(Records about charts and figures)
* * *
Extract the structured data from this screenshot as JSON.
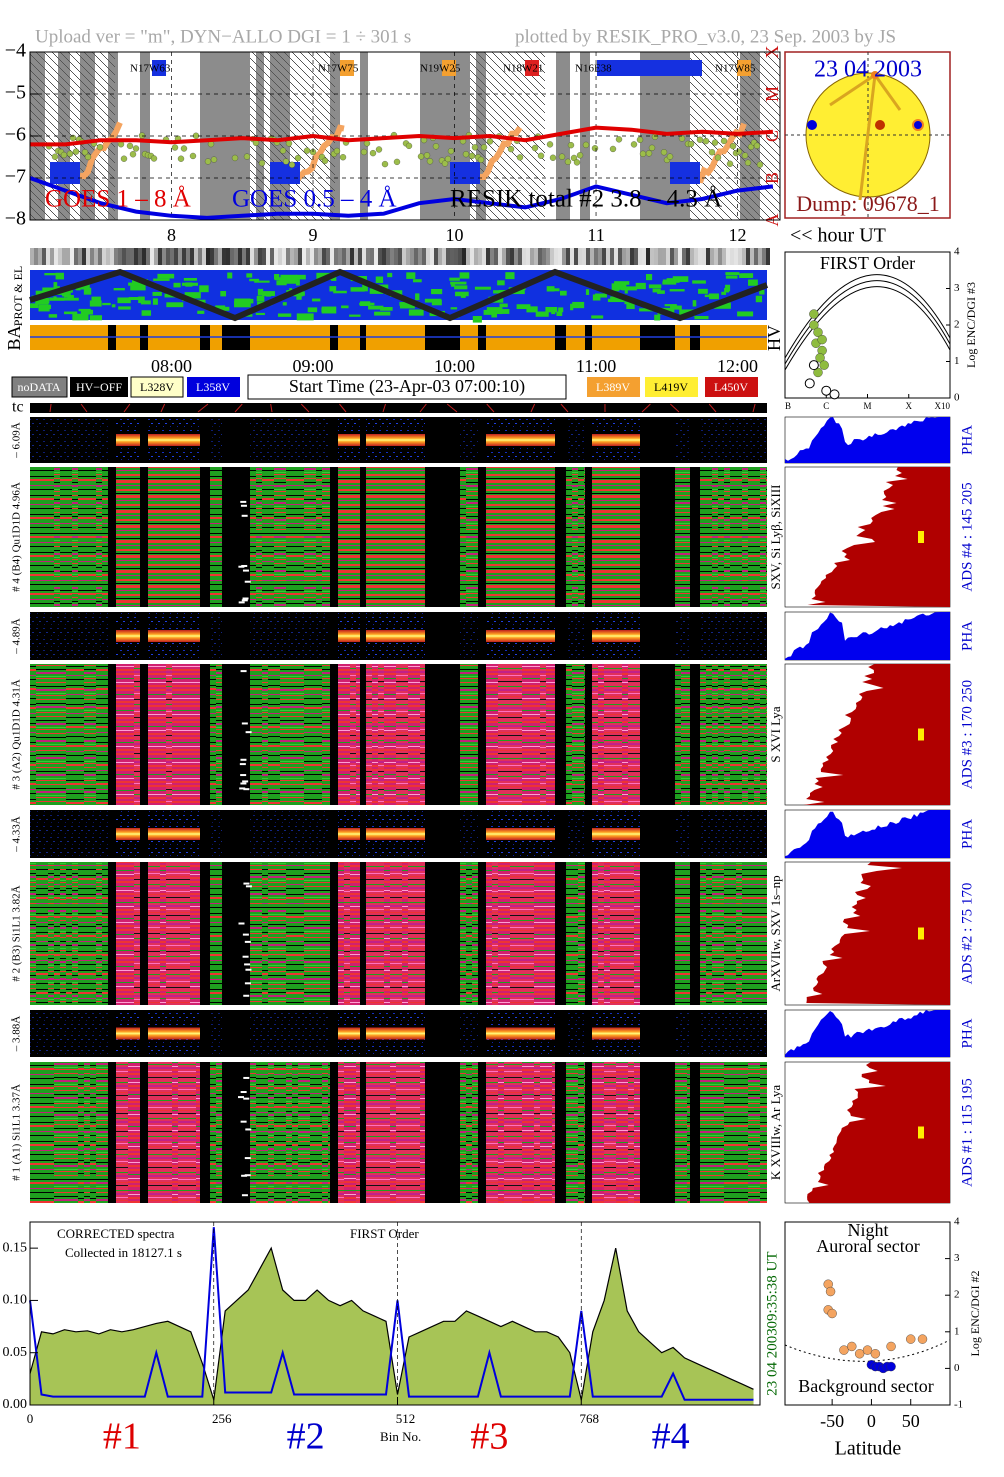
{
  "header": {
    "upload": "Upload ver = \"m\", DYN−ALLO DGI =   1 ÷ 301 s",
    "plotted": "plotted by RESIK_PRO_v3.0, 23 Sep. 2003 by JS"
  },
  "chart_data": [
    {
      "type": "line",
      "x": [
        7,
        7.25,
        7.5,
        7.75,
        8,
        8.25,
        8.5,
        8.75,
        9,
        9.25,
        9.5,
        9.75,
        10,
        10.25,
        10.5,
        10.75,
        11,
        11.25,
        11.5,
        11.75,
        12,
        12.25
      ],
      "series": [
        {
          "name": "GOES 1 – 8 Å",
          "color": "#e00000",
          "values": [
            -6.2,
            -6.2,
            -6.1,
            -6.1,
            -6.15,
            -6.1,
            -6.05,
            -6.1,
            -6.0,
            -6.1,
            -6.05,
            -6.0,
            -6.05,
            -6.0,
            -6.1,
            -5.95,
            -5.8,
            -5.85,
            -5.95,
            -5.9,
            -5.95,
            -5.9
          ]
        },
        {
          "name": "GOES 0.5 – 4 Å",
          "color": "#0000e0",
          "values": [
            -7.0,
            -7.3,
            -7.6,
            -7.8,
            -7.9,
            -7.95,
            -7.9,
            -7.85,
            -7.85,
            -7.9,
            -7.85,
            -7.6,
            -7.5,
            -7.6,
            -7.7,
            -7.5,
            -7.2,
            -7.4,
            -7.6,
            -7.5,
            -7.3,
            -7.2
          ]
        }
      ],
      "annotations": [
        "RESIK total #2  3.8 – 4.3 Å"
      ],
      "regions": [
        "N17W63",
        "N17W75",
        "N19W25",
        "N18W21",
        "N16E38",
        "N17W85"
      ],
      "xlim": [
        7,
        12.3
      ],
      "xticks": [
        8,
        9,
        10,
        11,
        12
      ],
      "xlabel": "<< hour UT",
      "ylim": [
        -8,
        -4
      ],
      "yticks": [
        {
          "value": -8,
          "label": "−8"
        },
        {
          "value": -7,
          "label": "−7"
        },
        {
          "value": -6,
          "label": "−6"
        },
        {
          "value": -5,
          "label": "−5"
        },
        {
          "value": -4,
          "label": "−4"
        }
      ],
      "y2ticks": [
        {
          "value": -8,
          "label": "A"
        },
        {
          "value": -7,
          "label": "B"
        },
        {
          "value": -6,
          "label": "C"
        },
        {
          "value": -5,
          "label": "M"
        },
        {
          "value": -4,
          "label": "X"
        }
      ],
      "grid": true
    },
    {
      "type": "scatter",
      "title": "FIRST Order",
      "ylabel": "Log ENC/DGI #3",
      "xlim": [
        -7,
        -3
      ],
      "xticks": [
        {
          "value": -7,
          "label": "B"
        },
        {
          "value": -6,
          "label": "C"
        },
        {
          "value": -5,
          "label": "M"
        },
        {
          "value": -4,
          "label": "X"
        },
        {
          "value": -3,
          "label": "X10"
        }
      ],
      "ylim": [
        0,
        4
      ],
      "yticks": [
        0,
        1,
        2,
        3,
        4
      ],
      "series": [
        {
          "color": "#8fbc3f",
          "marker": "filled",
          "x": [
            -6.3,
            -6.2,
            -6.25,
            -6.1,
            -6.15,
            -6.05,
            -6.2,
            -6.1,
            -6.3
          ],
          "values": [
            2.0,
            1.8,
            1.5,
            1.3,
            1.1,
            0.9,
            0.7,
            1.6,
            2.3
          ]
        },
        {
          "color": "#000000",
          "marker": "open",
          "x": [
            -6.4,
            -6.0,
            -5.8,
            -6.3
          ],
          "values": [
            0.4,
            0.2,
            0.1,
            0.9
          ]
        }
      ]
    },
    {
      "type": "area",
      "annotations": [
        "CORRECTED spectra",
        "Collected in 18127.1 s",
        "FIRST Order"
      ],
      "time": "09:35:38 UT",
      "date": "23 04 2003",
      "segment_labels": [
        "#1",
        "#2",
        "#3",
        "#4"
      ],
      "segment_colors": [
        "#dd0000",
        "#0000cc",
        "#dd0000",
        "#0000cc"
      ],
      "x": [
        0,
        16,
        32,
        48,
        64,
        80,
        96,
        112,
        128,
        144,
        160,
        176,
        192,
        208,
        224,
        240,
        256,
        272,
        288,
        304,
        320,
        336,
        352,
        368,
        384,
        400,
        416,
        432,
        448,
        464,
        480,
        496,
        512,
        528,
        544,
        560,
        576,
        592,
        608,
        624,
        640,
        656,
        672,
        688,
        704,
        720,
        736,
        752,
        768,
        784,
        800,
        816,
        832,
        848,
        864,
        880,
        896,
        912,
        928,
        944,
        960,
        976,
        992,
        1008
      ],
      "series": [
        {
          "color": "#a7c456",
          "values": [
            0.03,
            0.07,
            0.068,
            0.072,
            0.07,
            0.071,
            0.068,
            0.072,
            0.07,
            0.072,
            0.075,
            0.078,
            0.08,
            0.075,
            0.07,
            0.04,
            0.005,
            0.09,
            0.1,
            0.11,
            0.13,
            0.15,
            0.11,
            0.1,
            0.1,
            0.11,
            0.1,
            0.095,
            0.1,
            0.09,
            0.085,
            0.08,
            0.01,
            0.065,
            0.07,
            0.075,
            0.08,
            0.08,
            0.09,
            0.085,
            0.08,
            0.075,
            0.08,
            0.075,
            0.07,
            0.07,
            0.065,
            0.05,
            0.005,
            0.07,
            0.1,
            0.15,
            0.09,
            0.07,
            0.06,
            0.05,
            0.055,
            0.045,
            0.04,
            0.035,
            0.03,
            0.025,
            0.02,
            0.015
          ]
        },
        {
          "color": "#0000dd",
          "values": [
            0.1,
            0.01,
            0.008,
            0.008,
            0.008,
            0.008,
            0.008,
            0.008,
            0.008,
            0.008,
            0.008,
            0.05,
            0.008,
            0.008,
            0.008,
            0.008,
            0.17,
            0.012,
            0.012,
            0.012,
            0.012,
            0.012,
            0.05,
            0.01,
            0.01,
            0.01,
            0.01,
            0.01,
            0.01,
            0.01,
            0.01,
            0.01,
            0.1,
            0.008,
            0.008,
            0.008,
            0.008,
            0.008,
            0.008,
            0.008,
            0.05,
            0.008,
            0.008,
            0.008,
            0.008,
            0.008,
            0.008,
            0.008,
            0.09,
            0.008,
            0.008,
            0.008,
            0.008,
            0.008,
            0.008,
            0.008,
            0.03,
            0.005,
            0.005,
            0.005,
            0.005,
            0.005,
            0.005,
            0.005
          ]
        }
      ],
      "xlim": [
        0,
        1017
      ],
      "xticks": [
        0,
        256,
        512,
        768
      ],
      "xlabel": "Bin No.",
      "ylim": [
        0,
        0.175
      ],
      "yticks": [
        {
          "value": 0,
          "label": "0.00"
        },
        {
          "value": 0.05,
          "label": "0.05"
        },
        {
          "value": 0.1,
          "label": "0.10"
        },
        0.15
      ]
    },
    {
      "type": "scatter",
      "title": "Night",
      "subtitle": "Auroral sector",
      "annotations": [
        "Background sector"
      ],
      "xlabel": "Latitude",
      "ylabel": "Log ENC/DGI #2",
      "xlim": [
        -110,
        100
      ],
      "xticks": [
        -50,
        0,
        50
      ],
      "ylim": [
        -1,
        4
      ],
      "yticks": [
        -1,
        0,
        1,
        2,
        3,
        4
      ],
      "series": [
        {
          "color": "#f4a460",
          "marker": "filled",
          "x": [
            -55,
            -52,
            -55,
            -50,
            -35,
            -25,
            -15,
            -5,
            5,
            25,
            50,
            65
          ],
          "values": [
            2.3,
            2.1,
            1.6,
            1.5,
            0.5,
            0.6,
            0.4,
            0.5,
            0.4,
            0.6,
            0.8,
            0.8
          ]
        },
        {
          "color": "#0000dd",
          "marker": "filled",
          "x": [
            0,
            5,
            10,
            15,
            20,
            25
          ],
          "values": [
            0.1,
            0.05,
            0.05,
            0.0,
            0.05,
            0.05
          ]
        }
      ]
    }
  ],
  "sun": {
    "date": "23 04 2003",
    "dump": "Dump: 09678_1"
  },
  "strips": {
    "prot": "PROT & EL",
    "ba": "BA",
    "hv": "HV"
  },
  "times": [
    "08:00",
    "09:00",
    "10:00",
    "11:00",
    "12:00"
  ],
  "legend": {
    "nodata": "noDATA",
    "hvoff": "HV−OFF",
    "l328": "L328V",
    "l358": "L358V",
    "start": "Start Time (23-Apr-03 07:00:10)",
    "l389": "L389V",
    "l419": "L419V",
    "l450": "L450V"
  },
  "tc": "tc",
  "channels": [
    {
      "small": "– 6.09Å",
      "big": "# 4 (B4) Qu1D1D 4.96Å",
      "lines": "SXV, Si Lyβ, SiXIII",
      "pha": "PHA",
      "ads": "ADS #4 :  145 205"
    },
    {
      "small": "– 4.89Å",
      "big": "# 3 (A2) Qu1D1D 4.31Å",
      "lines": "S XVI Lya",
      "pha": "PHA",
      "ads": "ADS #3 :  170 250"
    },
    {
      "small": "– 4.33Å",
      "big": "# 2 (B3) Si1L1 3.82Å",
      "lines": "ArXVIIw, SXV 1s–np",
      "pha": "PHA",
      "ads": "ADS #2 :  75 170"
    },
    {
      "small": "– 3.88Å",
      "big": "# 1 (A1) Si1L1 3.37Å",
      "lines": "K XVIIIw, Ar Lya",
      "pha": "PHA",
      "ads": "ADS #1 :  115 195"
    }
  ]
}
* * *
The problem: How many lines in the listing contain "sector"? Answer with the number alone.

Result for this exercise: 2